Report each line below that contains the word "axis", copying every such line in full.

■ **Extracted entries**
⟨
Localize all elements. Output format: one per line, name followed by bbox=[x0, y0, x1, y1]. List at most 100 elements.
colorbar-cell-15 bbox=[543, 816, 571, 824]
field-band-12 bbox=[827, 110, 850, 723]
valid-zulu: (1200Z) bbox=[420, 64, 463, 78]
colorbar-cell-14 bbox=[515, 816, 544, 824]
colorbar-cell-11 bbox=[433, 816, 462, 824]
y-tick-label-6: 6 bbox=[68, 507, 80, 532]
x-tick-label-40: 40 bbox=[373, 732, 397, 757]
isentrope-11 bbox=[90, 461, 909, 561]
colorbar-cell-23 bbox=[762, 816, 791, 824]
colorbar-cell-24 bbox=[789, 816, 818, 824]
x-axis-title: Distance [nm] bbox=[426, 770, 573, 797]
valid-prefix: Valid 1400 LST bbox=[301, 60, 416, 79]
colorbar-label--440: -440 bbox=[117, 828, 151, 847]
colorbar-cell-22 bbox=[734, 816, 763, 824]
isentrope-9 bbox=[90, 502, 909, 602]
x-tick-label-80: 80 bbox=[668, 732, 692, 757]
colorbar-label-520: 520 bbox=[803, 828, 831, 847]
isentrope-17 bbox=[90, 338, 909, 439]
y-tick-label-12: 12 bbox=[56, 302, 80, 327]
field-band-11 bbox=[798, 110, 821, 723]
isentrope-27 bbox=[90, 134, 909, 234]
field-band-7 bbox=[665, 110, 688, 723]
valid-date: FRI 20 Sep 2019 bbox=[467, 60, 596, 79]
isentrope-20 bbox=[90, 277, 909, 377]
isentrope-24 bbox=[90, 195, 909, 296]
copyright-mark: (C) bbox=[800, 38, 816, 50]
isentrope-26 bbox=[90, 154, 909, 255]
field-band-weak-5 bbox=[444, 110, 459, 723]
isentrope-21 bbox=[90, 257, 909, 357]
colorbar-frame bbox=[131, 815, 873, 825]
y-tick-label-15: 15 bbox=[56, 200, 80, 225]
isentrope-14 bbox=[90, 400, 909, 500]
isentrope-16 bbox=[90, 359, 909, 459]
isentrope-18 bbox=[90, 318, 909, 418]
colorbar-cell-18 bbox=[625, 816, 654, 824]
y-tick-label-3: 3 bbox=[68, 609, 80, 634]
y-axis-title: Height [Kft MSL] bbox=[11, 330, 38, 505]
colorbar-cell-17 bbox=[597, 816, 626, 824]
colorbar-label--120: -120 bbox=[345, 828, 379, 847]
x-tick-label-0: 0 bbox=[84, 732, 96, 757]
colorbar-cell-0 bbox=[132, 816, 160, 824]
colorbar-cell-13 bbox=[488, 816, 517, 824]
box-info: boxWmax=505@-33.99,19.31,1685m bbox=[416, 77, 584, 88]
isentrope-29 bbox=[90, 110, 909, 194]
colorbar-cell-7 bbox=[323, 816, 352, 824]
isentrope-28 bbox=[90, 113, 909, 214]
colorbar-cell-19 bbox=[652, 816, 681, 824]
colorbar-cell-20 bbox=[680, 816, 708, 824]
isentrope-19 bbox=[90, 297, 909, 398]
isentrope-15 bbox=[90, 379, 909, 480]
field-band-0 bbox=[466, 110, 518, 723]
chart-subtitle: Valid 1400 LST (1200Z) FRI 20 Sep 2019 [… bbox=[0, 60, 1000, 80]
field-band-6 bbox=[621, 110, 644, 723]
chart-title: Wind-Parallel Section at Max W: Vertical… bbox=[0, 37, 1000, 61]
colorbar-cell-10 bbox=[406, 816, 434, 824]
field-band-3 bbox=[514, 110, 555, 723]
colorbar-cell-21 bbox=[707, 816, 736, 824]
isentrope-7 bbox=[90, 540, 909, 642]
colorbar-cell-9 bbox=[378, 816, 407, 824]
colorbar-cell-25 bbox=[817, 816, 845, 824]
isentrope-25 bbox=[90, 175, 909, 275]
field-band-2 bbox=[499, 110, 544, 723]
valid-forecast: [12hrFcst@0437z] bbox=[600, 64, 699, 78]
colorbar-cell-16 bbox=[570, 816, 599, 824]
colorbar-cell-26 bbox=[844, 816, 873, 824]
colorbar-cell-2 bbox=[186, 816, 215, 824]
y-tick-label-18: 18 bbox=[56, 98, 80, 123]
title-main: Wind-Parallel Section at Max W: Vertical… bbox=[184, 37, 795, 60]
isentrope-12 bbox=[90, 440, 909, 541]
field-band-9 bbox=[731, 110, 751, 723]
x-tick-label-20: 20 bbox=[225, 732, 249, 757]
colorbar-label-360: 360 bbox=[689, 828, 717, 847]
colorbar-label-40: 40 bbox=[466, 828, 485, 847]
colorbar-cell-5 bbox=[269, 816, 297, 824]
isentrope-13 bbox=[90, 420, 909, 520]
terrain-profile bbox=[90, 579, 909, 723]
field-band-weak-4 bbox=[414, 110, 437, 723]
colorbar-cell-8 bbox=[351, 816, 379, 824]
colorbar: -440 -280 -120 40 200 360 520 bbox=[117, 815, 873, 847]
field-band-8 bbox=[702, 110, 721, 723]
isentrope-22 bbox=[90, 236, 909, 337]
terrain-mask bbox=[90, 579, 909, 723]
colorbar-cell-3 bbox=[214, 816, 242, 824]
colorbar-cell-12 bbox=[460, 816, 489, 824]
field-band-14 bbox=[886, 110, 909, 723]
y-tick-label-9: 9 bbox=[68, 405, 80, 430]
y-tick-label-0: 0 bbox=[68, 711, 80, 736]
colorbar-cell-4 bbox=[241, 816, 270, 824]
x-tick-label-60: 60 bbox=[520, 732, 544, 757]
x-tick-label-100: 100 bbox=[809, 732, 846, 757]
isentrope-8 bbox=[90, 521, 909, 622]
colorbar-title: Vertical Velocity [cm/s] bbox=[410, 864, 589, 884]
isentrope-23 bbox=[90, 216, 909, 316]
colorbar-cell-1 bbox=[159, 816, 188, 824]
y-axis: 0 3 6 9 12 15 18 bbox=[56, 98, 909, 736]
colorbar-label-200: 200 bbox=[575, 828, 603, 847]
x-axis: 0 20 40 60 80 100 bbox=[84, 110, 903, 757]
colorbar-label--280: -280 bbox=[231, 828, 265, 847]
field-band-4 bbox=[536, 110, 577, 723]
⟩
⟨
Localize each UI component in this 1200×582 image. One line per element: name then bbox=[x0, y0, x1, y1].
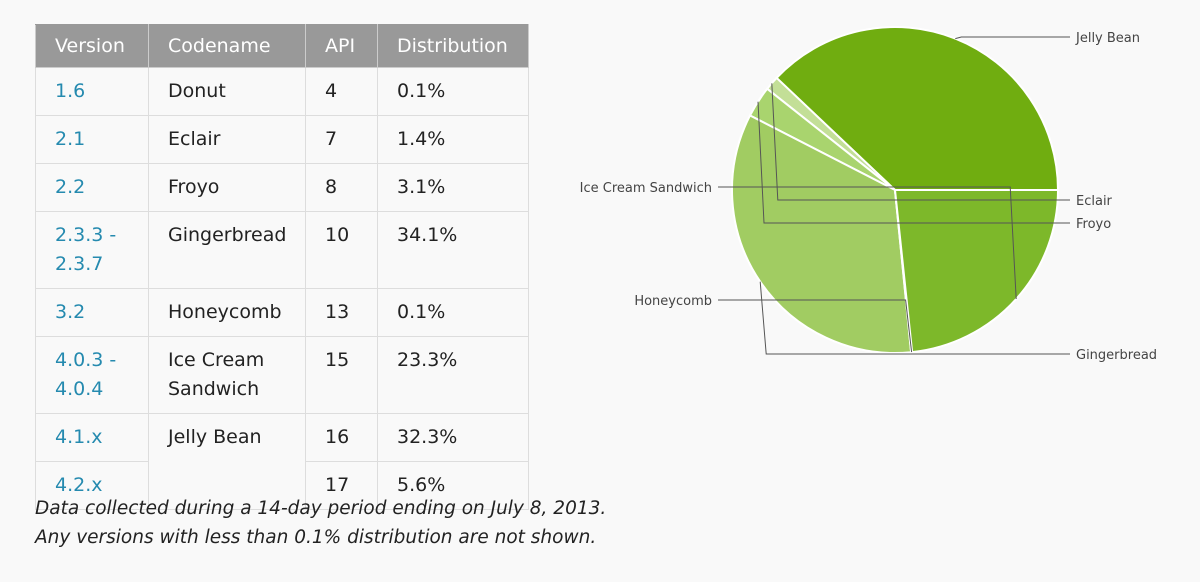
⟩
■ **Result of this exercise**
x-axis-title: Distance [nm] bbox=[426, 770, 573, 797]
y-axis-title: Height [Kft MSL] bbox=[11, 330, 38, 505]
y-axis: 0 3 6 9 12 15 18 bbox=[56, 98, 909, 736]
x-axis: 0 20 40 60 80 100 bbox=[84, 110, 903, 757]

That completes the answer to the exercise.